>> Begin TASK INPUT

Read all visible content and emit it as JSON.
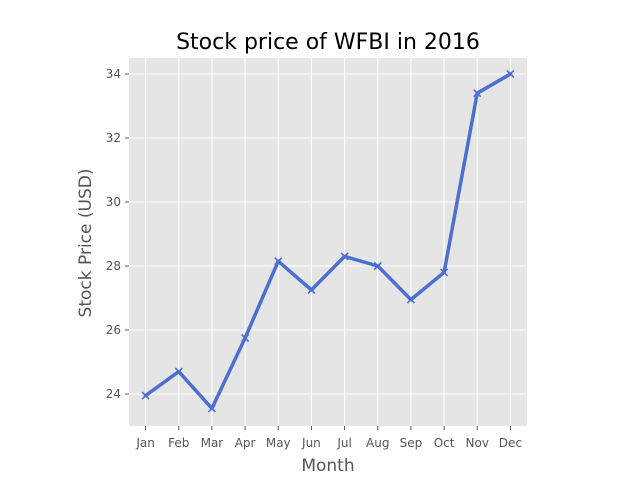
{
  "chart_data": {
    "type": "line",
    "title": "Stock price of WFBI in 2016",
    "xlabel": "Month",
    "ylabel": "Stock Price (USD)",
    "categories": [
      "Jan",
      "Feb",
      "Mar",
      "Apr",
      "May",
      "Jun",
      "Jul",
      "Aug",
      "Sep",
      "Oct",
      "Nov",
      "Dec"
    ],
    "series": [
      {
        "name": "WFBI",
        "values": [
          23.95,
          24.7,
          23.55,
          25.75,
          28.15,
          27.25,
          28.3,
          28.0,
          26.95,
          27.8,
          33.4,
          34.0
        ],
        "color": "#4c6fd2",
        "marker": "x"
      }
    ],
    "ylim": [
      23.0,
      34.5
    ],
    "yticks": [
      24,
      26,
      28,
      30,
      32,
      34
    ],
    "grid": true,
    "style": {
      "background": "#e5e5e5",
      "grid_color": "#ffffff"
    }
  }
}
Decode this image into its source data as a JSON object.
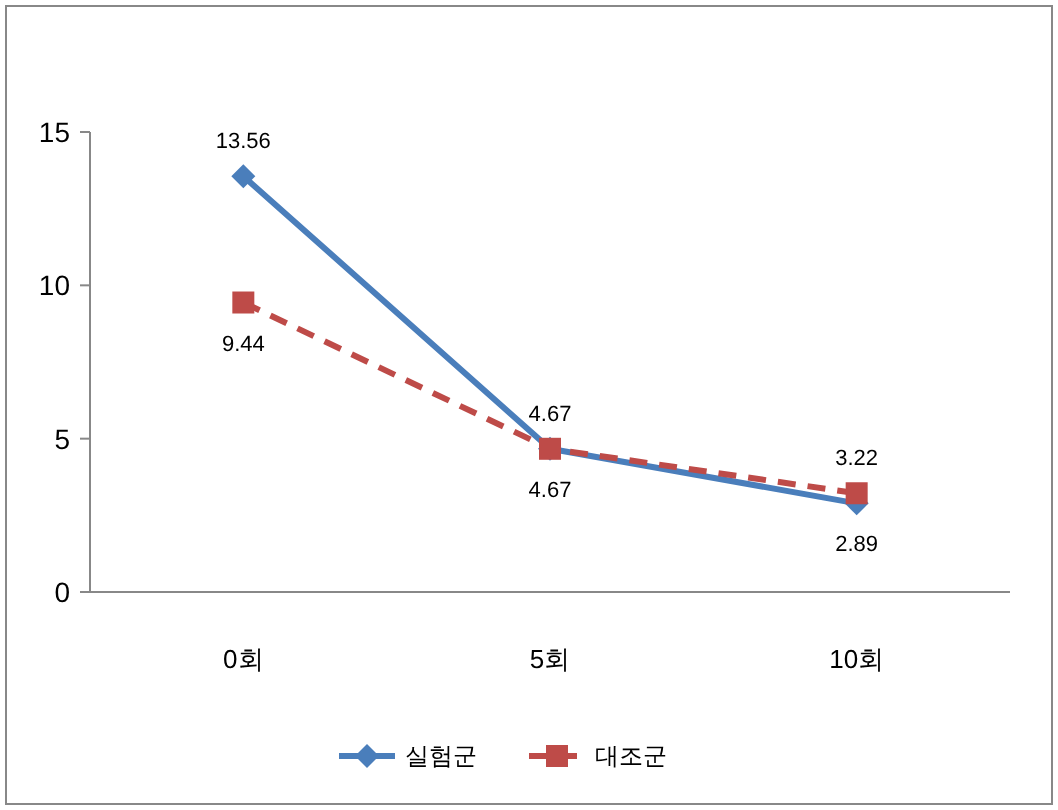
{
  "chart_data": {
    "type": "line",
    "categories": [
      "0회",
      "5회",
      "10회"
    ],
    "series": [
      {
        "name": "실험군",
        "color": "#4a7ebb",
        "values": [
          13.56,
          4.67,
          2.89
        ],
        "marker": "diamond",
        "line_style": "solid"
      },
      {
        "name": "대조군",
        "color": "#be4b48",
        "values": [
          9.44,
          4.67,
          3.22
        ],
        "marker": "square",
        "line_style": "dashed"
      }
    ],
    "ylim": [
      0,
      15
    ],
    "yticks": [
      0,
      5,
      10,
      15
    ],
    "grid": false,
    "legend": "bottom",
    "data_labels": true
  }
}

>> End TASK INPUT

Quote every line word for word and keep the images out of the copy.

→ **TASK OUTPUT**:
Read all visible content and emit it as JSON.
{
  "chart_data": {
    "type": "line",
    "title": "Stock price of WFBI in 2016",
    "xlabel": "Month",
    "ylabel": "Stock Price (USD)",
    "categories": [
      "Jan",
      "Feb",
      "Mar",
      "Apr",
      "May",
      "Jun",
      "Jul",
      "Aug",
      "Sep",
      "Oct",
      "Nov",
      "Dec"
    ],
    "series": [
      {
        "name": "WFBI",
        "values": [
          23.95,
          24.7,
          23.55,
          25.75,
          28.15,
          27.25,
          28.3,
          28.0,
          26.95,
          27.8,
          33.4,
          34.0
        ],
        "color": "#4c6fd2",
        "marker": "x"
      }
    ],
    "ylim": [
      23.0,
      34.5
    ],
    "yticks": [
      24,
      26,
      28,
      30,
      32,
      34
    ],
    "grid": true,
    "style": {
      "background": "#e5e5e5",
      "grid_color": "#ffffff"
    }
  }
}
Decode this image into its source data as a JSON object.
{
  "chart_data": {
    "type": "line",
    "categories": [
      "0회",
      "5회",
      "10회"
    ],
    "series": [
      {
        "name": "실험군",
        "color": "#4a7ebb",
        "values": [
          13.56,
          4.67,
          2.89
        ],
        "marker": "diamond",
        "line_style": "solid"
      },
      {
        "name": "대조군",
        "color": "#be4b48",
        "values": [
          9.44,
          4.67,
          3.22
        ],
        "marker": "square",
        "line_style": "dashed"
      }
    ],
    "ylim": [
      0,
      15
    ],
    "yticks": [
      0,
      5,
      10,
      15
    ],
    "grid": false,
    "legend": "bottom",
    "data_labels": true
  }
}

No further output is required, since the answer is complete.